Write down each entry again, exactly as it reads.
-- Start PROVIDED ENTRIES --
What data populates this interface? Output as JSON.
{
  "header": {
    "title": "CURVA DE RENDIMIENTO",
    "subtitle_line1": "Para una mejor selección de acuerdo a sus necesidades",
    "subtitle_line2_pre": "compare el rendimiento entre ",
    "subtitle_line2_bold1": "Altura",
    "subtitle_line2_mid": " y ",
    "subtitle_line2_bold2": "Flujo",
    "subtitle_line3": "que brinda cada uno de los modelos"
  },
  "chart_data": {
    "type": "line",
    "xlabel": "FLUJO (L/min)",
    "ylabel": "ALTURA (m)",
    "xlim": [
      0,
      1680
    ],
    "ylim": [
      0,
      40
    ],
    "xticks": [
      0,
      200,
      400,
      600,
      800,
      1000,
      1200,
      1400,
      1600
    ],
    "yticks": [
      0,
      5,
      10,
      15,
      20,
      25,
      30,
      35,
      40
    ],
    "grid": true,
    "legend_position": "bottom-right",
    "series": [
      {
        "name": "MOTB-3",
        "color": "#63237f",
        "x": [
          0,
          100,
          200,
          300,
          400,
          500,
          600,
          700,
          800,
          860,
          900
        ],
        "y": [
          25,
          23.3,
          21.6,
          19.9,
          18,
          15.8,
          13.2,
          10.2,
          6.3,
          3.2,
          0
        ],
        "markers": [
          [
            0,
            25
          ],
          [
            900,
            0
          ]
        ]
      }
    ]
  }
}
-- End PROVIDED ENTRIES --
EXERCISE ANSWER —
What data populates this interface? Output as JSON.
{
  "header": {
    "title": "CURVA DE RENDIMIENTO",
    "subtitle_line1": "Para una mejor selección de acuerdo a sus necesidades",
    "subtitle_line2_pre": "compare el rendimiento entre ",
    "subtitle_line2_bold1": "Altura",
    "subtitle_line2_mid": " y ",
    "subtitle_line2_bold2": "Flujo",
    "subtitle_line3": "que brinda cada uno de los modelos"
  },
  "chart_data": {
    "type": "line",
    "xlabel": "FLUJO (L/min)",
    "ylabel": "ALTURA (m)",
    "xlim": [
      0,
      1680
    ],
    "ylim": [
      0,
      40
    ],
    "xticks": [
      0,
      200,
      400,
      600,
      800,
      1000,
      1200,
      1400,
      1600
    ],
    "yticks": [
      0,
      5,
      10,
      15,
      20,
      25,
      30,
      35,
      40
    ],
    "grid": true,
    "legend_position": "bottom-right",
    "series": [
      {
        "name": "MOTB-3",
        "color": "#63237f",
        "x": [
          0,
          100,
          200,
          300,
          400,
          500,
          600,
          700,
          800,
          860,
          900
        ],
        "y": [
          25,
          23.3,
          21.6,
          19.9,
          18,
          15.8,
          13.2,
          10.2,
          6.3,
          3.2,
          0
        ],
        "markers": [
          [
            0,
            25
          ],
          [
            900,
            0
          ]
        ]
      }
    ]
  }
}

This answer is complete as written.